**Task details:** Reproduce the listing below without changes, except that pictures are left out.

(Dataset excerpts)

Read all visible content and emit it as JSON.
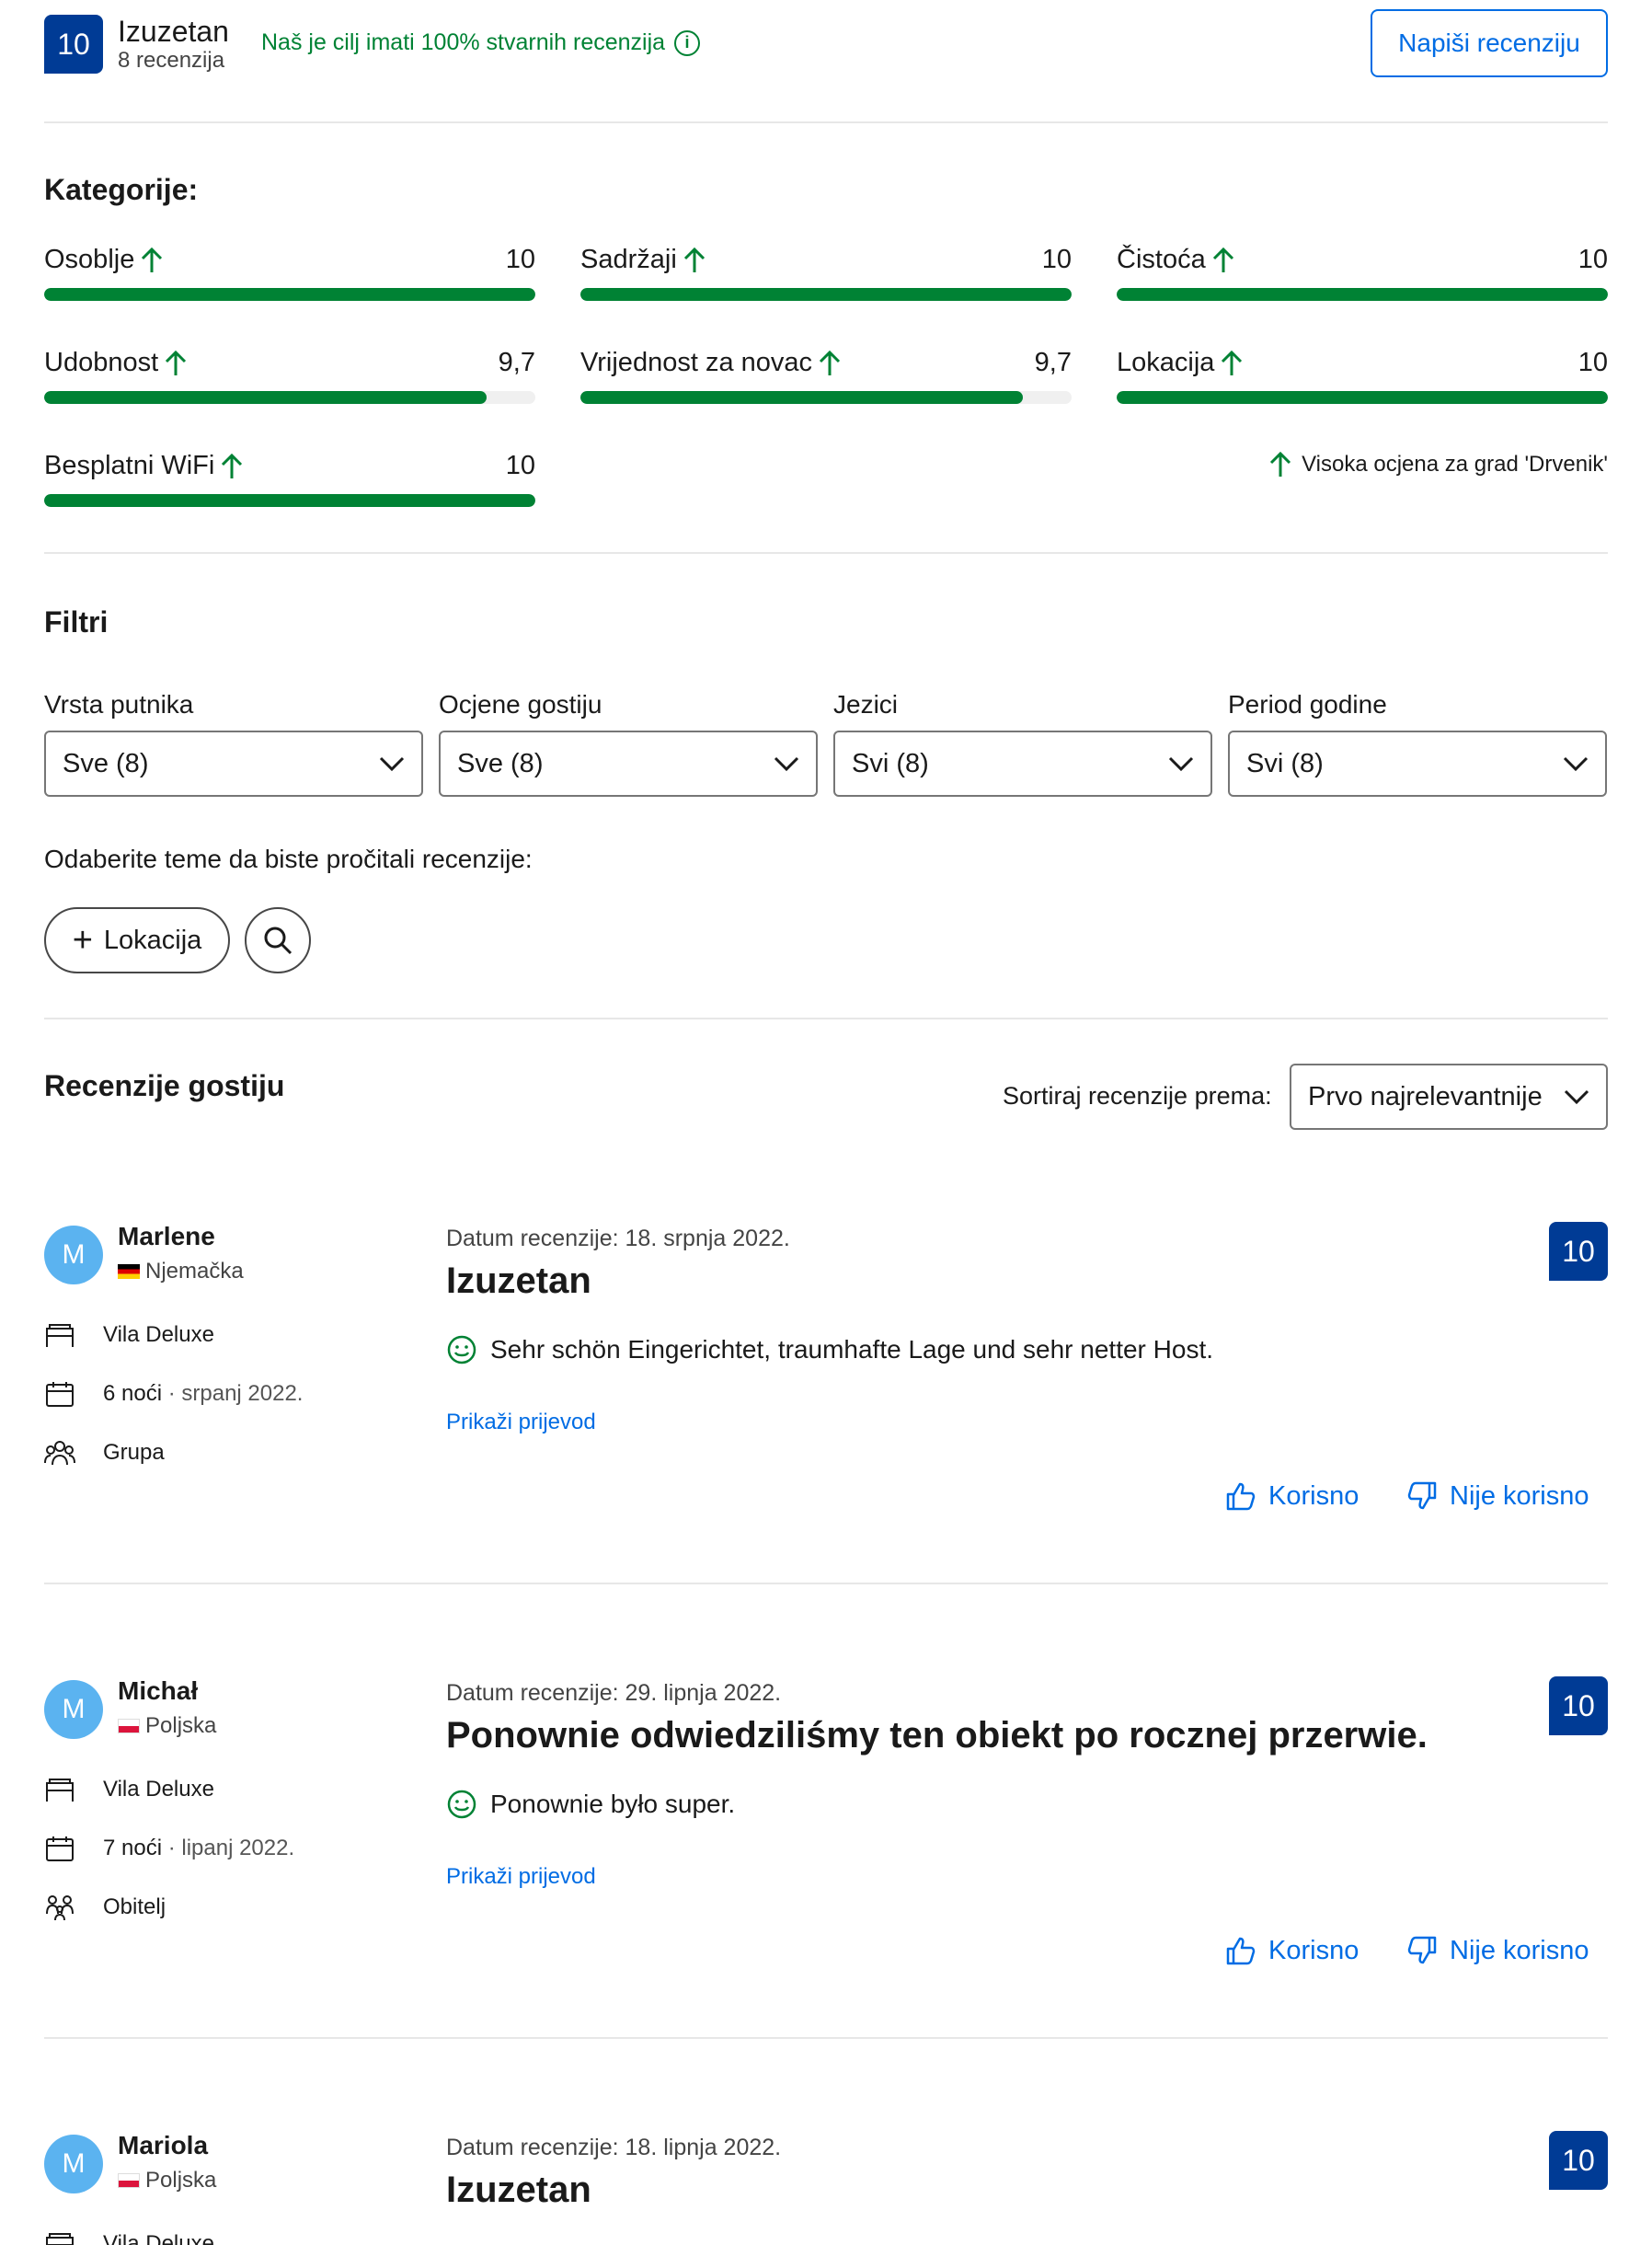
{
  "header": {
    "score": "10",
    "overall_label": "Izuzetan",
    "review_count": "8 recenzija",
    "claim": "Naš je cilj imati 100% stvarnih recenzija",
    "write_review_label": "Napiši recenziju"
  },
  "categories": {
    "title": "Kategorije:",
    "items": [
      {
        "name": "Osoblje",
        "score": "10",
        "fraction": 1.0
      },
      {
        "name": "Sadržaji",
        "score": "10",
        "fraction": 1.0
      },
      {
        "name": "Čistoća",
        "score": "10",
        "fraction": 1.0
      },
      {
        "name": "Udobnost",
        "score": "9,7",
        "fraction": 0.9
      },
      {
        "name": "Vrijednost za novac",
        "score": "9,7",
        "fraction": 0.9
      },
      {
        "name": "Lokacija",
        "score": "10",
        "fraction": 1.0
      },
      {
        "name": "Besplatni WiFi",
        "score": "10",
        "fraction": 1.0
      }
    ],
    "high_score_note": "Visoka ocjena za grad 'Drvenik'",
    "accent_color": "#008234"
  },
  "filters": {
    "title": "Filtri",
    "items": [
      {
        "label": "Vrsta putnika",
        "value": "Sve (8)"
      },
      {
        "label": "Ocjene gostiju",
        "value": "Sve (8)"
      },
      {
        "label": "Jezici",
        "value": "Svi (8)"
      },
      {
        "label": "Period godine",
        "value": "Svi (8)"
      }
    ],
    "topics_hint": "Odaberite teme da biste pročitali recenzije:",
    "topic_pill": "Lokacija"
  },
  "reviews_section": {
    "title": "Recenzije gostiju",
    "sort_label": "Sortiraj recenzije prema:",
    "sort_value": "Prvo najrelevantnije"
  },
  "reviews": [
    {
      "initial": "M",
      "name": "Marlene",
      "country": "Njemačka",
      "room": "Vila Deluxe",
      "nights": "6 noći",
      "stay_period": "· srpanj 2022.",
      "group": "Grupa",
      "date": "Datum recenzije: 18. srpnja 2022.",
      "title": "Izuzetan",
      "score": "10",
      "text": "Sehr schön Eingerichtet, traumhafte Lage und sehr netter Host.",
      "translate": "Prikaži prijevod",
      "helpful": "Korisno",
      "not_helpful": "Nije korisno"
    },
    {
      "initial": "M",
      "name": "Michał",
      "country": "Poljska",
      "room": "Vila Deluxe",
      "nights": "7 noći",
      "stay_period": "· lipanj 2022.",
      "group": "Obitelj",
      "date": "Datum recenzije: 29. lipnja 2022.",
      "title": "Ponownie odwiedziliśmy ten obiekt po rocznej przerwie.",
      "score": "10",
      "text": "Ponownie było super.",
      "translate": "Prikaži prijevod",
      "helpful": "Korisno",
      "not_helpful": "Nije korisno"
    },
    {
      "initial": "M",
      "name": "Mariola",
      "country": "Poljska",
      "room": "Vila Deluxe",
      "date": "Datum recenzije: 18. lipnja 2022.",
      "title": "Izuzetan",
      "score": "10"
    }
  ]
}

**The output:**
Read all visible content and emit it as JSON.
{
  "header": {
    "score": "10",
    "overall_label": "Izuzetan",
    "review_count": "8 recenzija",
    "claim": "Naš je cilj imati 100% stvarnih recenzija",
    "write_review_label": "Napiši recenziju"
  },
  "categories": {
    "title": "Kategorije:",
    "items": [
      {
        "name": "Osoblje",
        "score": "10",
        "fraction": 1.0
      },
      {
        "name": "Sadržaji",
        "score": "10",
        "fraction": 1.0
      },
      {
        "name": "Čistoća",
        "score": "10",
        "fraction": 1.0
      },
      {
        "name": "Udobnost",
        "score": "9,7",
        "fraction": 0.9
      },
      {
        "name": "Vrijednost za novac",
        "score": "9,7",
        "fraction": 0.9
      },
      {
        "name": "Lokacija",
        "score": "10",
        "fraction": 1.0
      },
      {
        "name": "Besplatni WiFi",
        "score": "10",
        "fraction": 1.0
      }
    ],
    "high_score_note": "Visoka ocjena za grad 'Drvenik'",
    "accent_color": "#008234"
  },
  "filters": {
    "title": "Filtri",
    "items": [
      {
        "label": "Vrsta putnika",
        "value": "Sve (8)"
      },
      {
        "label": "Ocjene gostiju",
        "value": "Sve (8)"
      },
      {
        "label": "Jezici",
        "value": "Svi (8)"
      },
      {
        "label": "Period godine",
        "value": "Svi (8)"
      }
    ],
    "topics_hint": "Odaberite teme da biste pročitali recenzije:",
    "topic_pill": "Lokacija"
  },
  "reviews_section": {
    "title": "Recenzije gostiju",
    "sort_label": "Sortiraj recenzije prema:",
    "sort_value": "Prvo najrelevantnije"
  },
  "reviews": [
    {
      "initial": "M",
      "name": "Marlene",
      "country": "Njemačka",
      "room": "Vila Deluxe",
      "nights": "6 noći",
      "stay_period": "· srpanj 2022.",
      "group": "Grupa",
      "date": "Datum recenzije: 18. srpnja 2022.",
      "title": "Izuzetan",
      "score": "10",
      "text": "Sehr schön Eingerichtet, traumhafte Lage und sehr netter Host.",
      "translate": "Prikaži prijevod",
      "helpful": "Korisno",
      "not_helpful": "Nije korisno"
    },
    {
      "initial": "M",
      "name": "Michał",
      "country": "Poljska",
      "room": "Vila Deluxe",
      "nights": "7 noći",
      "stay_period": "· lipanj 2022.",
      "group": "Obitelj",
      "date": "Datum recenzije: 29. lipnja 2022.",
      "title": "Ponownie odwiedziliśmy ten obiekt po rocznej przerwie.",
      "score": "10",
      "text": "Ponownie było super.",
      "translate": "Prikaži prijevod",
      "helpful": "Korisno",
      "not_helpful": "Nije korisno"
    },
    {
      "initial": "M",
      "name": "Mariola",
      "country": "Poljska",
      "room": "Vila Deluxe",
      "date": "Datum recenzije: 18. lipnja 2022.",
      "title": "Izuzetan",
      "score": "10"
    }
  ]
}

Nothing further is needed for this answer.